Stored items:
┄┄┄┄┄┄┄┄┄┄
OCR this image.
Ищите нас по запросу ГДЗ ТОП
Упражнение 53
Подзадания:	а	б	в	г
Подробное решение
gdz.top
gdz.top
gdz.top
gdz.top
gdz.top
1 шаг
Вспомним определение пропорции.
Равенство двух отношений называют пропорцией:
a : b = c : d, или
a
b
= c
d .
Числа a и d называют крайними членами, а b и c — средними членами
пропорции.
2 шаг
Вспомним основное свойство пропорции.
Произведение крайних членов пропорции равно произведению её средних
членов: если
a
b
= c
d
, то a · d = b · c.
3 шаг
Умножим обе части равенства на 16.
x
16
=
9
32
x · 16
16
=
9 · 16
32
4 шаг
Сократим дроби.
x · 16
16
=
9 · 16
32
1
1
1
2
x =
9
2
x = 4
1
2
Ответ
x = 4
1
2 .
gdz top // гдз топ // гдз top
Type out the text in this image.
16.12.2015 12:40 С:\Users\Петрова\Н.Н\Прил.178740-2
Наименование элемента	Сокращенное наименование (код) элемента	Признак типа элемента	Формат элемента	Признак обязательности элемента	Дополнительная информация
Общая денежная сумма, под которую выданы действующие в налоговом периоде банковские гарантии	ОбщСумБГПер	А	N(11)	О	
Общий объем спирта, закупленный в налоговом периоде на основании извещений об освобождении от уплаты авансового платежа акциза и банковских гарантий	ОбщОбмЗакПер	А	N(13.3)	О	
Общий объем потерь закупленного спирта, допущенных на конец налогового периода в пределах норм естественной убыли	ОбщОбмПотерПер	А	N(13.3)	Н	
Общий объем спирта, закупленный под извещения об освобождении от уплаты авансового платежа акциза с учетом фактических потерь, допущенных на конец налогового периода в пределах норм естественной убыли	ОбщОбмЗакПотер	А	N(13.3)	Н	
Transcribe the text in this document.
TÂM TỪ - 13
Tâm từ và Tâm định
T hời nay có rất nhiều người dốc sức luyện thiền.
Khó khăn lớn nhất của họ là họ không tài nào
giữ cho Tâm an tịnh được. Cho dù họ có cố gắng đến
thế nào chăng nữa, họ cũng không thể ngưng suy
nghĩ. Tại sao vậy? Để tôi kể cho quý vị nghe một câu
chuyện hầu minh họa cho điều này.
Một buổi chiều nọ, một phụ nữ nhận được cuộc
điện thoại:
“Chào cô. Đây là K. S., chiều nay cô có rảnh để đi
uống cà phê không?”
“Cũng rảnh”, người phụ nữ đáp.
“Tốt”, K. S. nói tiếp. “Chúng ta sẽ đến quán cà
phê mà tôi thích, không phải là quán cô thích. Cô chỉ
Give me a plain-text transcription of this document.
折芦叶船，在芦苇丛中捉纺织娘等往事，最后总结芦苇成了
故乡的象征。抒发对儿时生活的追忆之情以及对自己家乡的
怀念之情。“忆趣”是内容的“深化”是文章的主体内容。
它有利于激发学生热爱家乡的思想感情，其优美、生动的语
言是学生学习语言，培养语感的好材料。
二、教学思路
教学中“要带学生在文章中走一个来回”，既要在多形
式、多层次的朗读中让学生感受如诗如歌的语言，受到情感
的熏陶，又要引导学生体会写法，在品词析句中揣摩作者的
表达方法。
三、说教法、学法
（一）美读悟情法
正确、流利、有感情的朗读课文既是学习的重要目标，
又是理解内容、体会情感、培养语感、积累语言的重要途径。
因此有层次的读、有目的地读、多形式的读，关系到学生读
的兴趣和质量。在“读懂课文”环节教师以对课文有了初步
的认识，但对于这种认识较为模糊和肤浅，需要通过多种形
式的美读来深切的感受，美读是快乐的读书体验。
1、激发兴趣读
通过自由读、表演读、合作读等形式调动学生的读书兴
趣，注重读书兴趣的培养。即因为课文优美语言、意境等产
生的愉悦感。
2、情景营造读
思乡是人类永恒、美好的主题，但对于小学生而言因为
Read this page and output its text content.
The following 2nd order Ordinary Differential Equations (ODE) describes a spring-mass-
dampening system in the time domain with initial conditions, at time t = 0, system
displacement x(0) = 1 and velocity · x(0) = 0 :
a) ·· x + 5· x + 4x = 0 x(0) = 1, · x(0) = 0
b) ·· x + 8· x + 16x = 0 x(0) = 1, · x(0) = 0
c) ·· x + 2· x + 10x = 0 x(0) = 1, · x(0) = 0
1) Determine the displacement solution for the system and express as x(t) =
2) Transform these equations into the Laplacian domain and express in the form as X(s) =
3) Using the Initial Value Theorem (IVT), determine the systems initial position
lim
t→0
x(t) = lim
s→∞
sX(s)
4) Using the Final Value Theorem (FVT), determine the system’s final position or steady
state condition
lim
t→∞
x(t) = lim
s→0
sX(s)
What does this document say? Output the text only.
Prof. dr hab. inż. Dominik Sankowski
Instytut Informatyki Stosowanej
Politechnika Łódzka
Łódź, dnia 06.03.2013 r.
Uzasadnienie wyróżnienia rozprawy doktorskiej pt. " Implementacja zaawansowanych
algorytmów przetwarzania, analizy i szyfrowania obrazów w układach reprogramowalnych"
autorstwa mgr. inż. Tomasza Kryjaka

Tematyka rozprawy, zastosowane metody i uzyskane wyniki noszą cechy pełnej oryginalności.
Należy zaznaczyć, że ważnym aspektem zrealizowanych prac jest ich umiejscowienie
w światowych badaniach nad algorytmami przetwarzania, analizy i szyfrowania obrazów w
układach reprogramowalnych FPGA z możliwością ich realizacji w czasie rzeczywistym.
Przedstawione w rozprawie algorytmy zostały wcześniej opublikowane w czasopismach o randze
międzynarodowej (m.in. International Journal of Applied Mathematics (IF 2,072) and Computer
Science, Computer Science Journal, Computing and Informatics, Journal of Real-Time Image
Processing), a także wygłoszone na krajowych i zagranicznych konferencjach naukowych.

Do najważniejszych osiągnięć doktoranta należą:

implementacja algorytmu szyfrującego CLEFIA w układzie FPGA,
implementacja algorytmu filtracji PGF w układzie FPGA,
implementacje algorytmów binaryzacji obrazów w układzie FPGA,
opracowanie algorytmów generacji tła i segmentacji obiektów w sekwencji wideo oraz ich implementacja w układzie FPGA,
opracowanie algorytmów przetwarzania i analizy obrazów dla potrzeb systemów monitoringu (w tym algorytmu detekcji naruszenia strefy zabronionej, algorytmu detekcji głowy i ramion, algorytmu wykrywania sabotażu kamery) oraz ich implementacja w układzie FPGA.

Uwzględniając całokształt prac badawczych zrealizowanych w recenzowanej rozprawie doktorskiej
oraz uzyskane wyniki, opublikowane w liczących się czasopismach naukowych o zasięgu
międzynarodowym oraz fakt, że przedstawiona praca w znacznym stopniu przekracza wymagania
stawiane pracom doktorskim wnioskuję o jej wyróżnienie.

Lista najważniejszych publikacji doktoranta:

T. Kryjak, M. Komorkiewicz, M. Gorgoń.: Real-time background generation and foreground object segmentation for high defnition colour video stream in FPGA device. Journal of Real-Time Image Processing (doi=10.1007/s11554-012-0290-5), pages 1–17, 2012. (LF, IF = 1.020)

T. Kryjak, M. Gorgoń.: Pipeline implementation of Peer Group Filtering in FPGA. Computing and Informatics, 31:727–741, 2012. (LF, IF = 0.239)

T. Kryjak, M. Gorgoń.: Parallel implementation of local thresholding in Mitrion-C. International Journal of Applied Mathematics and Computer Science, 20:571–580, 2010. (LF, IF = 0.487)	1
┄┄┄┄┄┄┄┄┄┄
Your goal: Copy out every line of the listing that contains the string "закупленный".

Result for this exercise:
Общий объем спирта, закупленный в налоговом периоде на основании извещений об освобождении от уплаты авансового платежа акциза и банковских гарантий	ОбщОбмЗакПер	А	N(13.3)	О	
Общий объем спирта, закупленный под извещения об освобождении от уплаты авансового платежа акциза с учетом фактических потерь, допущенных на конец налогового периода в пределах норм естественной убыли	ОбщОбмЗакПотер	А	N(13.3)	Н	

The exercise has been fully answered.